SET PROBLEM -
Say how many lines contain "więcej", using only the number.

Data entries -
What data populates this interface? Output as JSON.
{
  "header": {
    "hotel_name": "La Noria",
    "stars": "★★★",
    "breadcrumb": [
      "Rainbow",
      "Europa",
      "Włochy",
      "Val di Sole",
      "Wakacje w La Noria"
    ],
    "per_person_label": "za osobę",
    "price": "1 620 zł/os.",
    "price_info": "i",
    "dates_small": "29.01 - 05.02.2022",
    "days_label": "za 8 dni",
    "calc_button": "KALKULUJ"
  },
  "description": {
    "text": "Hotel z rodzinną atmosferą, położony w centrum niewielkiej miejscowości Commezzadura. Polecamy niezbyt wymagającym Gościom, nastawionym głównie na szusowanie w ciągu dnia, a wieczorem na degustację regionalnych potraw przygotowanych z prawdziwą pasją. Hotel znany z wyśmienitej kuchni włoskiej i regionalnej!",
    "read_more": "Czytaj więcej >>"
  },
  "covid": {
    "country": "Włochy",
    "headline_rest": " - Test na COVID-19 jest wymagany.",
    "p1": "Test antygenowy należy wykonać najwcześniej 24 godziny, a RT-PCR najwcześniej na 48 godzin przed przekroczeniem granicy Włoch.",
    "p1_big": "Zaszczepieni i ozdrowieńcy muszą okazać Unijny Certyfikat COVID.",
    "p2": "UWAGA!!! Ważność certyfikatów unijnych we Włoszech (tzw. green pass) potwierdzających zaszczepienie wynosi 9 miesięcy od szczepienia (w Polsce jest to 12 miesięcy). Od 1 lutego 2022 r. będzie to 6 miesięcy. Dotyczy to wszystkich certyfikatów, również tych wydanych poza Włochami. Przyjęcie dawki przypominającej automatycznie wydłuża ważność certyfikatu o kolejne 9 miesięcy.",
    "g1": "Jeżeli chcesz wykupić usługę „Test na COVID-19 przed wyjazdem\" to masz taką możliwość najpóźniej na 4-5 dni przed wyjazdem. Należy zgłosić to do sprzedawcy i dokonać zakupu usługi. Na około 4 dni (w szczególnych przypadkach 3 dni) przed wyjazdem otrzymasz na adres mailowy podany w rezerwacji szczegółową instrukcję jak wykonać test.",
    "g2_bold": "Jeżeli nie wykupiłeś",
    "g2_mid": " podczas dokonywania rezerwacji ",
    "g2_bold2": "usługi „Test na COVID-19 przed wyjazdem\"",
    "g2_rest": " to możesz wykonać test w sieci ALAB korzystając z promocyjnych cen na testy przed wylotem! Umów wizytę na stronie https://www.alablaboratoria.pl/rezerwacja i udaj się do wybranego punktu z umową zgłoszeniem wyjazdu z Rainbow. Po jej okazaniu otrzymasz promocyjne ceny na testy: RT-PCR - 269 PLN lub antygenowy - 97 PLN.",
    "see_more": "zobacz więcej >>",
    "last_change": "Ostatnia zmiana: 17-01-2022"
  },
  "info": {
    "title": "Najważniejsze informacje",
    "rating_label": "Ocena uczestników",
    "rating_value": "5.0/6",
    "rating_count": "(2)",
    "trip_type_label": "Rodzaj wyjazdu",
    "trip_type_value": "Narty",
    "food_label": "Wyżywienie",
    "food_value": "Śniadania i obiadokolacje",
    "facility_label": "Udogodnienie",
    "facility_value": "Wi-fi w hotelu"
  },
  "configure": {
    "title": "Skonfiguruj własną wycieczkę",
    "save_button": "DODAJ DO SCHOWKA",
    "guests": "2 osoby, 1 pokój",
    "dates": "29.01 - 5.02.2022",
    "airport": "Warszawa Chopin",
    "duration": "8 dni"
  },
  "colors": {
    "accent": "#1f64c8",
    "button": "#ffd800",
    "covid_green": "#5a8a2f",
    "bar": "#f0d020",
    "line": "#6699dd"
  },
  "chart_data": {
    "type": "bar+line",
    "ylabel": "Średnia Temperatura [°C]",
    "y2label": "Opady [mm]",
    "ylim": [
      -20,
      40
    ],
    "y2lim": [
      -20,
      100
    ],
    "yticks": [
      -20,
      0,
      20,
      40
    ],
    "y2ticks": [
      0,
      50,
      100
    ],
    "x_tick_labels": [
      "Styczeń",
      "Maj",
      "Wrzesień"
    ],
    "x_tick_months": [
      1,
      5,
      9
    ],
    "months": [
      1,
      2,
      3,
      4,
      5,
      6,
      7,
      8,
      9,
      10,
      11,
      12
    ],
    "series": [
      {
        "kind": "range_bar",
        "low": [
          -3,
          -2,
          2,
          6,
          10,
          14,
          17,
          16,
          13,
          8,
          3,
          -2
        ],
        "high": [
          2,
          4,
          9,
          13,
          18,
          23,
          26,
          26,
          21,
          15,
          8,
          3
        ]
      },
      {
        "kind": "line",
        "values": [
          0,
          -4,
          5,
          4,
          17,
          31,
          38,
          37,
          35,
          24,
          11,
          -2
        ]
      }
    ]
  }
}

SOLUTION TO THIS TASK -
2